OBJECTIVE:
Extract all lines that hold "text" from the records below.

DATA PROVIDED:
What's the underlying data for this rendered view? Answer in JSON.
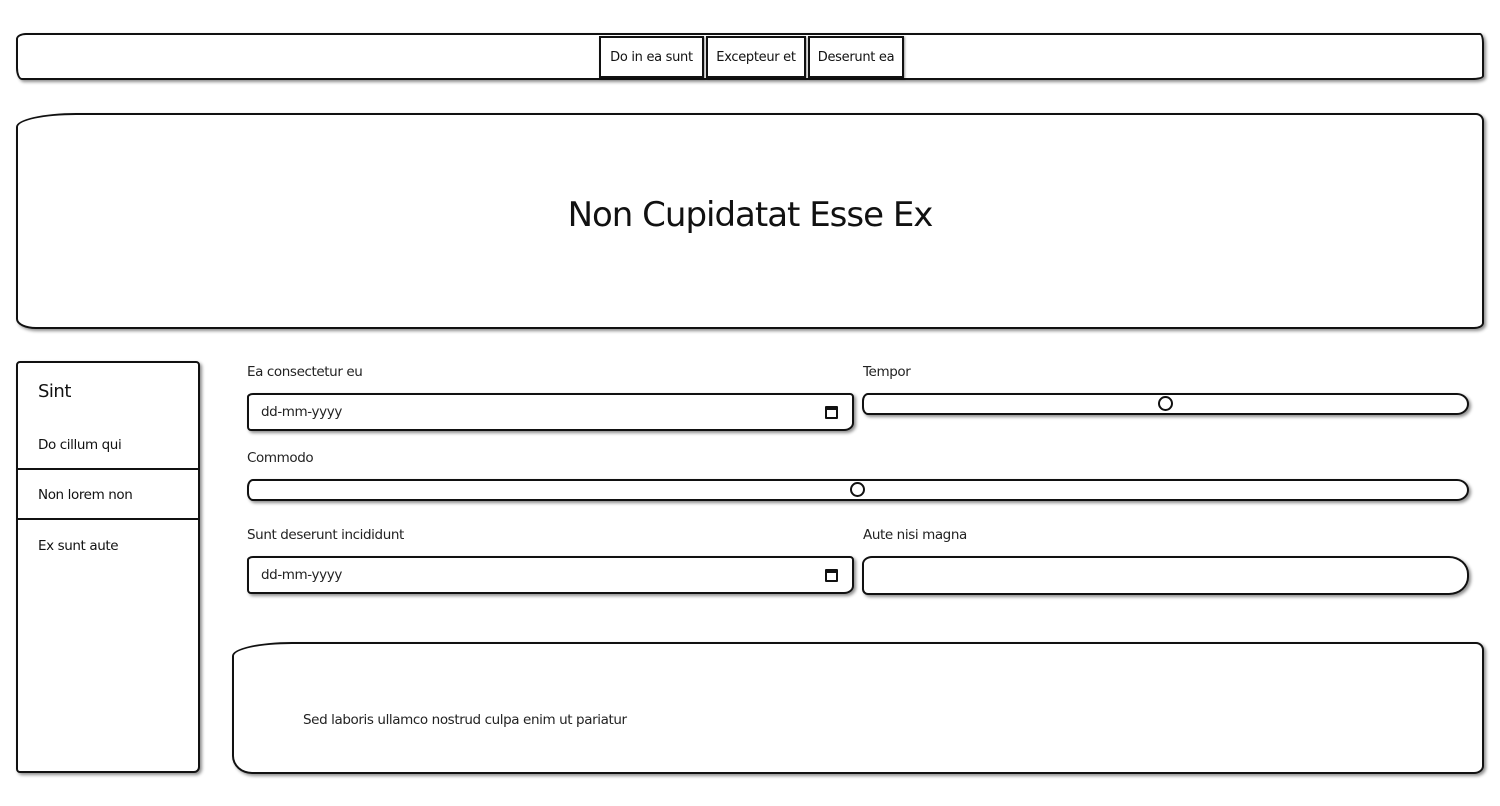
{
  "nav": {
    "buttons": [
      "Do in ea sunt",
      "Excepteur et",
      "Deserunt ea"
    ]
  },
  "hero": {
    "title": "Non Cupidatat Esse Ex"
  },
  "sidebar": {
    "title": "Sint",
    "items": [
      {
        "label": "Do cillum qui"
      },
      {
        "label": "Non lorem non"
      },
      {
        "label": "Ex sunt aute"
      }
    ]
  },
  "form": {
    "field1": {
      "label": "Ea consectetur eu",
      "placeholder": "dd-mm-yyyy",
      "icon": "calendar-icon"
    },
    "field2": {
      "label": "Tempor",
      "value_fraction": 0.5
    },
    "field3": {
      "label": "Commodo",
      "value_fraction": 0.5
    },
    "field4": {
      "label": "Sunt deserunt incididunt",
      "placeholder": "dd-mm-yyyy",
      "icon": "calendar-icon"
    },
    "field5": {
      "label": "Aute nisi magna",
      "value": ""
    }
  },
  "panel": {
    "text": "Sed laboris ullamco nostrud culpa enim ut pariatur"
  }
}
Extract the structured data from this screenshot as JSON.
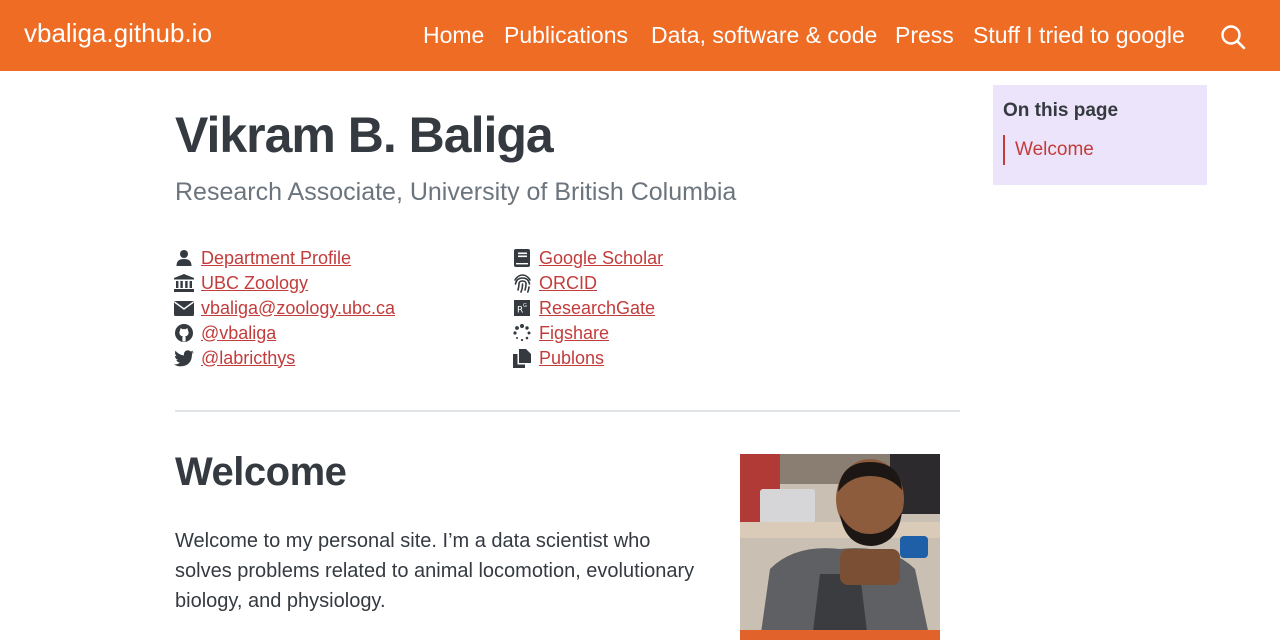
{
  "navbar": {
    "brand": "vbaliga.github.io",
    "items": [
      "Home",
      "Publications",
      "Data, software & code",
      "Press",
      "Stuff I tried to google"
    ],
    "search_icon": "search-icon"
  },
  "header": {
    "name": "Vikram B. Baliga",
    "subtitle": "Research Associate, University of British Columbia"
  },
  "links": {
    "left": [
      {
        "icon": "user-icon",
        "label": "Department Profile"
      },
      {
        "icon": "university-icon",
        "label": "UBC Zoology"
      },
      {
        "icon": "envelope-icon",
        "label": "vbaliga@zoology.ubc.ca"
      },
      {
        "icon": "github-icon",
        "label": "@vbaliga"
      },
      {
        "icon": "twitter-icon",
        "label": "@labricthys"
      }
    ],
    "right": [
      {
        "icon": "book-icon",
        "label": "Google Scholar"
      },
      {
        "icon": "fingerprint-icon",
        "label": "ORCID"
      },
      {
        "icon": "researchgate-icon",
        "label": "ResearchGate"
      },
      {
        "icon": "figshare-icon",
        "label": "Figshare"
      },
      {
        "icon": "copy-icon",
        "label": "Publons"
      }
    ]
  },
  "welcome": {
    "heading": "Welcome",
    "text": "Welcome to my personal site. I’m a data scientist who solves problems related to animal locomotion, evolutionary biology, and physiology."
  },
  "toc": {
    "title": "On this page",
    "items": [
      "Welcome"
    ]
  },
  "colors": {
    "navbar": "#ee6c24",
    "link": "#c33c3c",
    "toc_background": "#ece4fa",
    "text": "#343a40",
    "muted": "#6c757d"
  }
}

THE COMPLETED TASK:
    "text": "Sed laboris ullamco nostrud culpa enim ut pariatur"
    "text": "Welcome to my personal site. I’m a data scientist who solves problems related to animal locomotion, evolutionary biology, and physiology."
    "text": "#343a40",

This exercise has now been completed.